[Start of Given entries]
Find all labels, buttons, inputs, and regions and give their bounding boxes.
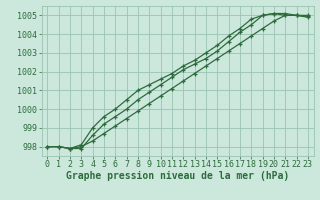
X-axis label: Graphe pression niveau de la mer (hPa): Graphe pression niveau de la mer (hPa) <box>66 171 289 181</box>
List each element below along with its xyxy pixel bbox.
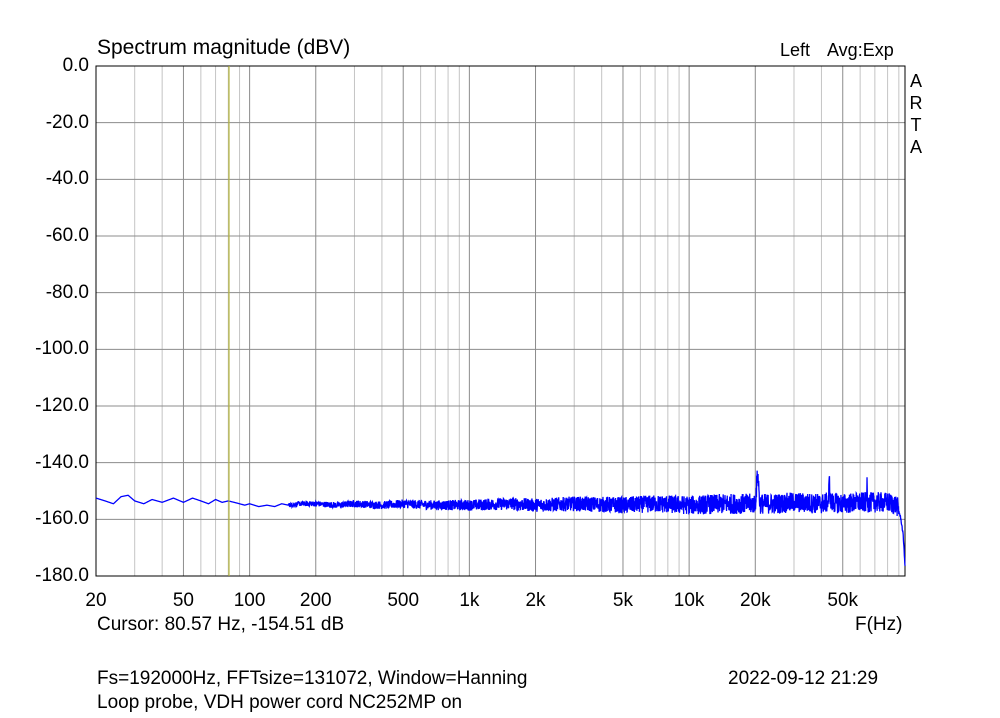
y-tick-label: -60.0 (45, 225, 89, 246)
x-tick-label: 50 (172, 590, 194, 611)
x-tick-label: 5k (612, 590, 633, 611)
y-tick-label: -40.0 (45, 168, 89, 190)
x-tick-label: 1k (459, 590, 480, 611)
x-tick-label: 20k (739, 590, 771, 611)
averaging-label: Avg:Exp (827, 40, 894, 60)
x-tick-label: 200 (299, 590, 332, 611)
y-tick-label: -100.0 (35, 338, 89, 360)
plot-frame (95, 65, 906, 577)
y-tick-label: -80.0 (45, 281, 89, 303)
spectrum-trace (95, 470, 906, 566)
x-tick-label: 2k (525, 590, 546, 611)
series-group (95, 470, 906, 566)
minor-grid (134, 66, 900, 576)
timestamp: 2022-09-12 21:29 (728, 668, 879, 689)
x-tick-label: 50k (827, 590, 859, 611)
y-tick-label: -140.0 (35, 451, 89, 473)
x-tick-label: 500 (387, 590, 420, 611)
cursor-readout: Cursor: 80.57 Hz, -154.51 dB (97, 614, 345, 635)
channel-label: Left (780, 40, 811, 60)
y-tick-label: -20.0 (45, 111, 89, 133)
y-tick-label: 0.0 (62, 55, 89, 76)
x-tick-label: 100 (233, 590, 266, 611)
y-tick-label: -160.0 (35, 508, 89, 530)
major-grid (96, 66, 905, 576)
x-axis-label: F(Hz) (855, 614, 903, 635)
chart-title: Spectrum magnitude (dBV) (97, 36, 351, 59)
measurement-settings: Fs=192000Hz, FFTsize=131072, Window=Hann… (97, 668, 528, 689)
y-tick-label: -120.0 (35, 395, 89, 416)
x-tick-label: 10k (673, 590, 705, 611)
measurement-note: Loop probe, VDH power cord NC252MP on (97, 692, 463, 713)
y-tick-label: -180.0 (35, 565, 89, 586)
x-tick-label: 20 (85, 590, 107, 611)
[End of Given entries]
Job.
Reproduce every entry above word for word, omitting the pictures.

Expected output.
Find all labels, buttons, inputs, and regions and give their bounding boxes.
X-axis label: Graphe pression niveau de la mer (hPa): Graphe pression niveau de la mer (hPa) <box>66 171 289 181</box>
List each element below along with its xyxy pixel bbox.
y-tick-label: -60.0 (45, 225, 89, 246)
x-tick-label: 50 (172, 590, 194, 611)
x-tick-label: 5k (612, 590, 633, 611)
y-tick-label: -40.0 (45, 168, 89, 190)
x-tick-label: 1k (459, 590, 480, 611)
x-tick-label: 20k (739, 590, 771, 611)
averaging-label: Avg:Exp (827, 40, 894, 60)
x-tick-label: 200 (299, 590, 332, 611)
y-tick-label: -100.0 (35, 338, 89, 360)
plot-frame (95, 65, 906, 577)
y-tick-label: -80.0 (45, 281, 89, 303)
spectrum-trace (95, 470, 906, 566)
x-tick-label: 2k (525, 590, 546, 611)
series-group (95, 470, 906, 566)
minor-grid (134, 66, 900, 576)
timestamp: 2022-09-12 21:29 (728, 668, 879, 689)
x-tick-label: 50k (827, 590, 859, 611)
y-tick-label: -140.0 (35, 451, 89, 473)
x-tick-label: 500 (387, 590, 420, 611)
cursor-readout: Cursor: 80.57 Hz, -154.51 dB (97, 614, 345, 635)
channel-label: Left (780, 40, 811, 60)
y-tick-label: -20.0 (45, 111, 89, 133)
y-tick-label: 0.0 (62, 55, 89, 76)
x-tick-label: 100 (233, 590, 266, 611)
y-tick-label: -160.0 (35, 508, 89, 530)
major-grid (96, 66, 905, 576)
x-axis-label: F(Hz) (855, 614, 903, 635)
chart-title: Spectrum magnitude (dBV) (97, 36, 351, 59)
measurement-settings: Fs=192000Hz, FFTsize=131072, Window=Hann… (97, 668, 528, 689)
y-tick-label: -120.0 (35, 395, 89, 416)
x-tick-label: 10k (673, 590, 705, 611)
measurement-note: Loop probe, VDH power cord NC252MP on (97, 692, 463, 713)
y-tick-label: -180.0 (35, 565, 89, 586)
x-tick-label: 20 (85, 590, 107, 611)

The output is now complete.